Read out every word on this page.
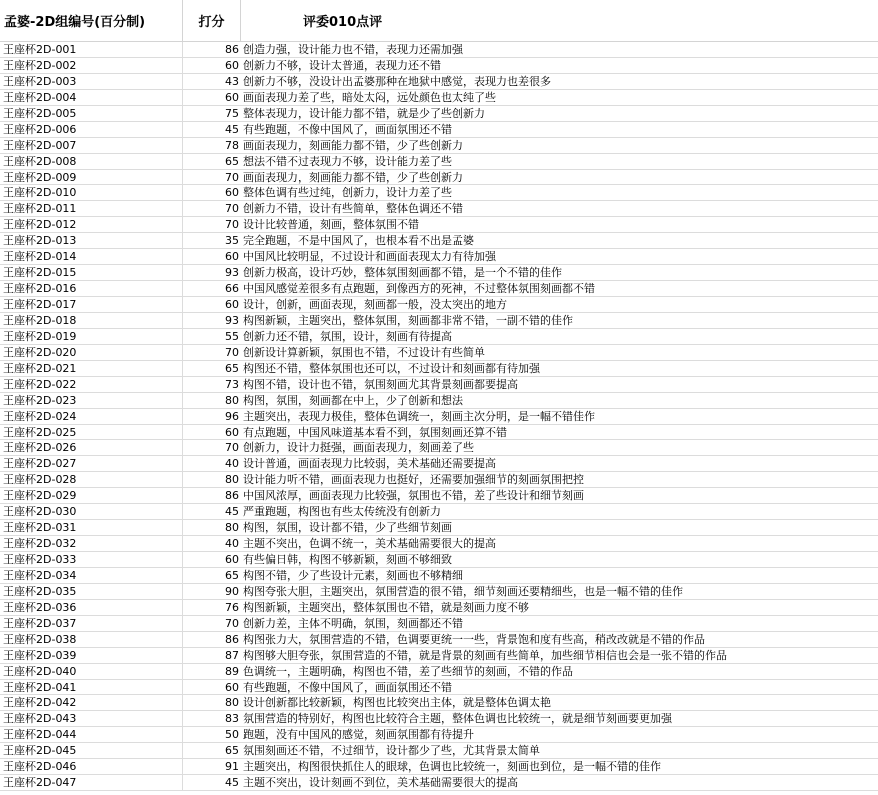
孟婆-2D组编号(百分制)	打分	评委010点评
王座杯2D-001	86 创造力强，设计能力也不错，表现力还需加强
王座杯2D-002	60 创新力不够，设计太普通，表现力还不错
王座杯2D-003	43 创新力不够，没设计出孟婆那种在地狱中感觉，表现力也差很多
王座杯2D-004	60 画面表现力差了些，暗处太闷，远处颜色也太纯了些
王座杯2D-005	75 整体表现力，设计能力都不错，就是少了些创新力
王座杯2D-006	45 有些跑题，不像中国风了，画面氛围还不错
王座杯2D-007	78 画面表现力，刻画能力都不错，少了些创新力
王座杯2D-008	65 想法不错不过表现力不够，设计能力差了些
王座杯2D-009	70 画面表现力，刻画能力都不错，少了些创新力
王座杯2D-010	60 整体色调有些过纯，创新力，设计力差了些
王座杯2D-011	70 创新力不错，设计有些简单，整体色调还不错
王座杯2D-012	70 设计比较普通，刻画，整体氛围不错
王座杯2D-013	35 完全跑题，不是中国风了，也根本看不出是孟婆
王座杯2D-014	60 中国风比较明显，不过设计和画面表现太力有待加强
王座杯2D-015	93 创新力极高，设计巧妙，整体氛围刻画都不错，是一个不错的佳作
王座杯2D-016	66 中国风感觉差很多有点跑题，到像西方的死神，不过整体氛围刻画都不错
王座杯2D-017	60 设计，创新，画面表现，刻画都一般，没太突出的地方
王座杯2D-018	93 构图新颖，主题突出，整体氛围，刻画都非常不错，一副不错的佳作
王座杯2D-019	55 创新力还不错，氛围，设计，刻画有待提高
王座杯2D-020	70 创新设计算新颖，氛围也不错，不过设计有些简单
王座杯2D-021	65 构图还不错，整体氛围也还可以，不过设计和刻画都有待加强
王座杯2D-022	73 构图不错，设计也不错，氛围刻画尤其背景刻画都要提高
王座杯2D-023	80 构图，氛围，刻画都在中上，少了创新和想法
王座杯2D-024	96 主题突出，表现力极佳，整体色调统一，刻画主次分明，是一幅不错佳作
王座杯2D-025	60 有点跑题，中国风味道基本看不到，氛围刻画还算不错
王座杯2D-026	70 创新力，设计力挺强，画面表现力，刻画差了些
王座杯2D-027	40 设计普通，画面表现力比较弱，美术基础还需要提高
王座杯2D-028	80 设计能力听不错，画面表现力也挺好，还需要加强细节的刻画氛围把控
王座杯2D-029	86 中国风浓厚，画面表现力比较强，氛围也不错，差了些设计和细节刻画
王座杯2D-030	45 严重跑题，构图也有些太传统没有创新力
王座杯2D-031	80 构图，氛围，设计都不错，少了些细节刻画
王座杯2D-032	40 主题不突出，色调不统一，美术基础需要很大的提高
王座杯2D-033	60 有些偏日韩，构图不够新颖，刻画不够细致
王座杯2D-034	65 构图不错，少了些设计元素，刻画也不够精细
王座杯2D-035	90 构图夸张大胆，主题突出，氛围营造的很不错，细节刻画还要精细些，也是一幅不错的佳作
王座杯2D-036	76 构图新颖，主题突出，整体氛围也不错，就是刻画力度不够
王座杯2D-037	70 创新力差，主体不明确，氛围，刻画都还不错
王座杯2D-038	86 构图张力大，氛围营造的不错，色调要更统一一些，背景饱和度有些高，稍改改就是不错的作品
王座杯2D-039	87 构图够大胆夸张，氛围营造的不错，就是背景的刻画有些简单，加些细节相信也会是一张不错的作品
王座杯2D-040	89 色调统一，主题明确，构图也不错，差了些细节的刻画，不错的作品
王座杯2D-041	60 有些跑题，不像中国风了，画面氛围还不错
王座杯2D-042	80 设计创新都比较新颖，构图也比较突出主体，就是整体色调太艳
王座杯2D-043	83 氛围营造的特别好，构图也比较符合主题，整体色调也比较统一，就是细节刻画要更加强
王座杯2D-044	50 跑题，没有中国风的感觉，刻画氛围都有待提升
王座杯2D-045	65 氛围刻画还不错，不过细节，设计都少了些，尤其背景太简单
王座杯2D-046	91 主题突出，构图很快抓住人的眼球，色调也比较统一，刻画也到位，是一幅不错的佳作
王座杯2D-047	45 主题不突出，设计刻画不到位，美术基础需要很大的提高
======
■ **TASK OBJECTIVE**
Collect each line containing the string "主题突出".

■ **EXERCISE ANSWER**
王座杯2D-018	93 构图新颖，主题突出，整体氛围，刻画都非常不错，一副不错的佳作
王座杯2D-024	96 主题突出，表现力极佳，整体色调统一，刻画主次分明，是一幅不错佳作
王座杯2D-035	90 构图夸张大胆，主题突出，氛围营造的很不错，细节刻画还要精细些，也是一幅不错的佳作
王座杯2D-036	76 构图新颖，主题突出，整体氛围也不错，就是刻画力度不够
王座杯2D-046	91 主题突出，构图很快抓住人的眼球，色调也比较统一，刻画也到位，是一幅不错的佳作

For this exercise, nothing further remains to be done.